Write out the records that appear below, verbatim and complete, but without pictures.

Stored entries
________________________

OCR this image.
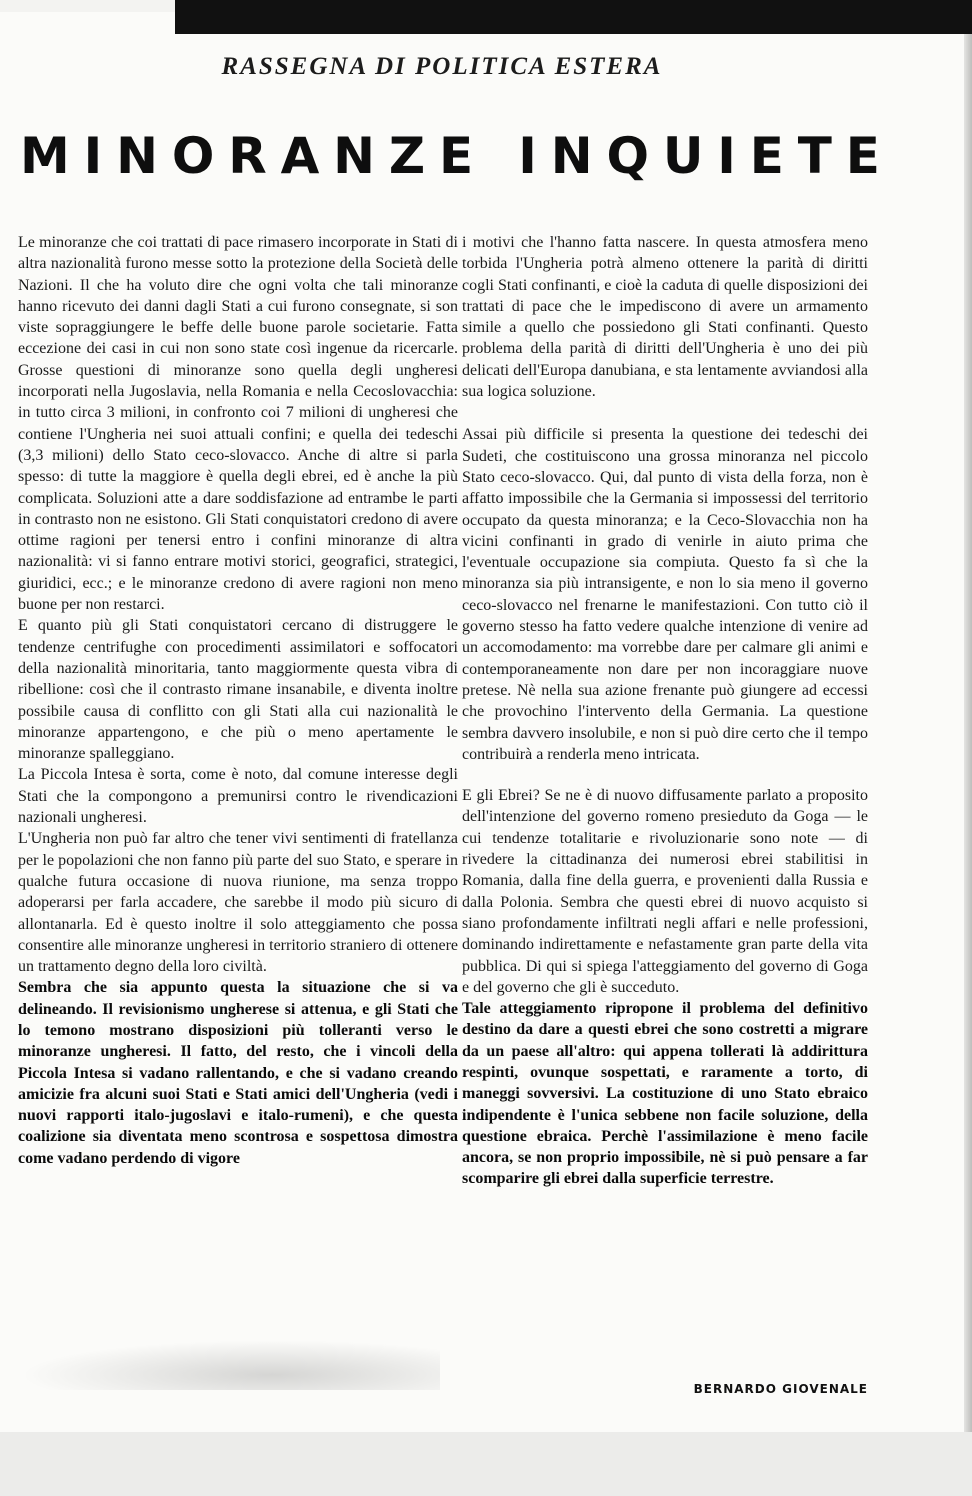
RASSEGNA DI POLITICA ESTERA
M I N O R A N Z E
I N Q U I E T E

Le minoranze che coi trattati di pace rimasero incorporate in Stati di altra nazionalità furono messe sotto la protezione della Società delle Nazioni. Il che ha voluto dire che ogni volta che tali minoranze hanno ricevuto dei danni dagli Stati a cui furono consegnate, si son viste sopraggiungere le beffe delle buone parole societarie. Fatta eccezione dei casi in cui non sono state così ingenue da ricercarle. Grosse questioni di minoranze sono quella degli ungheresi incorporati nella Jugoslavia, nella Romania e nella Cecoslovacchia: in tutto circa 3 milioni, in confronto coi 7 milioni di ungheresi che contiene l'Ungheria nei suoi attuali confini; e quella dei tedeschi (3,3 milioni) dello Stato ceco-slovacco. Anche di altre si parla spesso: di tutte la maggiore è quella degli ebrei, ed è anche la più complicata. Soluzioni atte a dare soddisfazione ad entrambe le parti in contrasto non ne esistono. Gli Stati conquistatori credono di avere ottime ragioni per tenersi entro i confini minoranze di altra nazionalità: vi si fanno entrare motivi storici, geografici, strategici, giuridici, ecc.; e le minoranze credono di avere ragioni non meno buone per non restarci.

E quanto più gli Stati conquistatori cercano di distruggere le tendenze centrifughe con procedimenti assimilatori e soffocatori della nazionalità minoritaria, tanto maggiormente questa vibra di ribellione: così che il contrasto rimane insanabile, e diventa inoltre possibile causa di conflitto con gli Stati alla cui nazionalità le minoranze appartengono, e che più o meno apertamente le minoranze spalleggiano.

La Piccola Intesa è sorta, come è noto, dal comune interesse degli Stati che la compongono a premunirsi contro le rivendicazioni nazionali ungheresi.

L'Ungheria non può far altro che tener vivi sentimenti di fratellanza per le popolazioni che non fanno più parte del suo Stato, e sperare in qualche futura occasione di nuova riunione, ma senza troppo adoperarsi per farla accadere, che sarebbe il modo più sicuro di allontanarla. Ed è questo inoltre il solo atteggiamento che possa consentire alle minoranze ungheresi in territorio straniero di ottenere un trattamento degno della loro civiltà.

Sembra che sia appunto questa la situazione che si va delineando. Il revisionismo ungherese si attenua, e gli Stati che lo temono mostrano disposizioni più tolleranti verso le minoranze ungheresi. Il fatto, del resto, che i vincoli della Piccola Intesa si vadano rallentando, e che si vadano creando amicizie fra alcuni suoi Stati e Stati amici dell'Ungheria (vedi i nuovi rapporti italo-jugoslavi e italo-rumeni), e che questa coalizione sia diventata meno scontrosa e sospettosa dimostra come vadano perdendo di vigore

i motivi che l'hanno fatta nascere. In questa atmosfera meno torbida l'Ungheria potrà almeno ottenere la parità di diritti cogli Stati confinanti, e cioè la caduta di quelle disposizioni dei trattati di pace che le impediscono di avere un armamento simile a quello che possiedono gli Stati confinanti. Questo problema della parità di diritti dell'Ungheria è uno dei più delicati dell'Europa danubiana, e sta lentamente avviandosi alla sua logica soluzione.

Assai più difficile si presenta la questione dei tedeschi dei Sudeti, che costituiscono una grossa minoranza nel piccolo Stato ceco-slovacco. Qui, dal punto di vista della forza, non è affatto impossibile che la Germania si impossessi del territorio occupato da questa minoranza; e la Ceco-Slovacchia non ha vicini confinanti in grado di venirle in aiuto prima che l'eventuale occupazione sia compiuta. Questo fa sì che la minoranza sia più intransigente, e non lo sia meno il governo ceco-slovacco nel frenarne le manifestazioni. Con tutto ciò il governo stesso ha fatto vedere qualche intenzione di venire ad un accomodamento: ma vorrebbe dare per calmare gli animi e contemporaneamente non dare per non incoraggiare nuove pretese. Nè nella sua azione frenante può giungere ad eccessi che provochino l'intervento della Germania. La questione sembra davvero insolubile, e non si può dire certo che il tempo contribuirà a renderla meno intricata.

E gli Ebrei? Se ne è di nuovo diffusamente parlato a proposito dell'intenzione del governo romeno presieduto da Goga — le cui tendenze totalitarie e rivoluzionarie sono note — di rivedere la cittadinanza dei numerosi ebrei stabilitisi in Romania, dalla fine della guerra, e provenienti dalla Russia e dalla Polonia. Sembra che questi ebrei di nuovo acquisto si siano profondamente infiltrati negli affari e nelle professioni, dominando indirettamente e nefastamente gran parte della vita pubblica. Di qui si spiega l'atteggiamento del governo di Goga e del governo che gli è succeduto.

Tale atteggiamento ripropone il problema del definitivo destino da dare a questi ebrei che sono costretti a migrare da un paese all'altro: qui appena tollerati là addirittura respinti, ovunque sospettati, e raramente a torto, di maneggi sovversivi. La costituzione di uno Stato ebraico indipendente è l'unica sebbene non facile soluzione, della questione ebraica. Perchè l'assimilazione è meno facile ancora, se non proprio impossibile, nè si può pensare a far scomparire gli ebrei dalla superficie terrestre.

BERNARDO GIOVENALE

________________________

Exercise answer
OCR this image.
RASSEGNA DI POLITICA ESTERA
M I N O R A N Z E
I N Q U I E T E

Le minoranze che coi trattati di pace rimasero incorporate in Stati di altra nazionalità furono messe sotto la protezione della Società delle Nazioni. Il che ha voluto dire che ogni volta che tali minoranze hanno ricevuto dei danni dagli Stati a cui furono consegnate, si son viste sopraggiungere le beffe delle buone parole societarie. Fatta eccezione dei casi in cui non sono state così ingenue da ricercarle. Grosse questioni di minoranze sono quella degli ungheresi incorporati nella Jugoslavia, nella Romania e nella Cecoslovacchia: in tutto circa 3 milioni, in confronto coi 7 milioni di ungheresi che contiene l'Ungheria nei suoi attuali confini; e quella dei tedeschi (3,3 milioni) dello Stato ceco-slovacco. Anche di altre si parla spesso: di tutte la maggiore è quella degli ebrei, ed è anche la più complicata. Soluzioni atte a dare soddisfazione ad entrambe le parti in contrasto non ne esistono. Gli Stati conquistatori credono di avere ottime ragioni per tenersi entro i confini minoranze di altra nazionalità: vi si fanno entrare motivi storici, geografici, strategici, giuridici, ecc.; e le minoranze credono di avere ragioni non meno buone per non restarci.

E quanto più gli Stati conquistatori cercano di distruggere le tendenze centrifughe con procedimenti assimilatori e soffocatori della nazionalità minoritaria, tanto maggiormente questa vibra di ribellione: così che il contrasto rimane insanabile, e diventa inoltre possibile causa di conflitto con gli Stati alla cui nazionalità le minoranze appartengono, e che più o meno apertamente le minoranze spalleggiano.

La Piccola Intesa è sorta, come è noto, dal comune interesse degli Stati che la compongono a premunirsi contro le rivendicazioni nazionali ungheresi.

L'Ungheria non può far altro che tener vivi sentimenti di fratellanza per le popolazioni che non fanno più parte del suo Stato, e sperare in qualche futura occasione di nuova riunione, ma senza troppo adoperarsi per farla accadere, che sarebbe il modo più sicuro di allontanarla. Ed è questo inoltre il solo atteggiamento che possa consentire alle minoranze ungheresi in territorio straniero di ottenere un trattamento degno della loro civiltà.

Sembra che sia appunto questa la situazione che si va delineando. Il revisionismo ungherese si attenua, e gli Stati che lo temono mostrano disposizioni più tolleranti verso le minoranze ungheresi. Il fatto, del resto, che i vincoli della Piccola Intesa si vadano rallentando, e che si vadano creando amicizie fra alcuni suoi Stati e Stati amici dell'Ungheria (vedi i nuovi rapporti italo-jugoslavi e italo-rumeni), e che questa coalizione sia diventata meno scontrosa e sospettosa dimostra come vadano perdendo di vigore

i motivi che l'hanno fatta nascere. In questa atmosfera meno torbida l'Ungheria potrà almeno ottenere la parità di diritti cogli Stati confinanti, e cioè la caduta di quelle disposizioni dei trattati di pace che le impediscono di avere un armamento simile a quello che possiedono gli Stati confinanti. Questo problema della parità di diritti dell'Ungheria è uno dei più delicati dell'Europa danubiana, e sta lentamente avviandosi alla sua logica soluzione.

Assai più difficile si presenta la questione dei tedeschi dei Sudeti, che costituiscono una grossa minoranza nel piccolo Stato ceco-slovacco. Qui, dal punto di vista della forza, non è affatto impossibile che la Germania si impossessi del territorio occupato da questa minoranza; e la Ceco-Slovacchia non ha vicini confinanti in grado di venirle in aiuto prima che l'eventuale occupazione sia compiuta. Questo fa sì che la minoranza sia più intransigente, e non lo sia meno il governo ceco-slovacco nel frenarne le manifestazioni. Con tutto ciò il governo stesso ha fatto vedere qualche intenzione di venire ad un accomodamento: ma vorrebbe dare per calmare gli animi e contemporaneamente non dare per non incoraggiare nuove pretese. Nè nella sua azione frenante può giungere ad eccessi che provochino l'intervento della Germania. La questione sembra davvero insolubile, e non si può dire certo che il tempo contribuirà a renderla meno intricata.

E gli Ebrei? Se ne è di nuovo diffusamente parlato a proposito dell'intenzione del governo romeno presieduto da Goga — le cui tendenze totalitarie e rivoluzionarie sono note — di rivedere la cittadinanza dei numerosi ebrei stabilitisi in Romania, dalla fine della guerra, e provenienti dalla Russia e dalla Polonia. Sembra che questi ebrei di nuovo acquisto si siano profondamente infiltrati negli affari e nelle professioni, dominando indirettamente e nefastamente gran parte della vita pubblica. Di qui si spiega l'atteggiamento del governo di Goga e del governo che gli è succeduto.

Tale atteggiamento ripropone il problema del definitivo destino da dare a questi ebrei che sono costretti a migrare da un paese all'altro: qui appena tollerati là addirittura respinti, ovunque sospettati, e raramente a torto, di maneggi sovversivi. La costituzione di uno Stato ebraico indipendente è l'unica sebbene non facile soluzione, della questione ebraica. Perchè l'assimilazione è meno facile ancora, se non proprio impossibile, nè si può pensare a far scomparire gli ebrei dalla superficie terrestre.

BERNARDO GIOVENALE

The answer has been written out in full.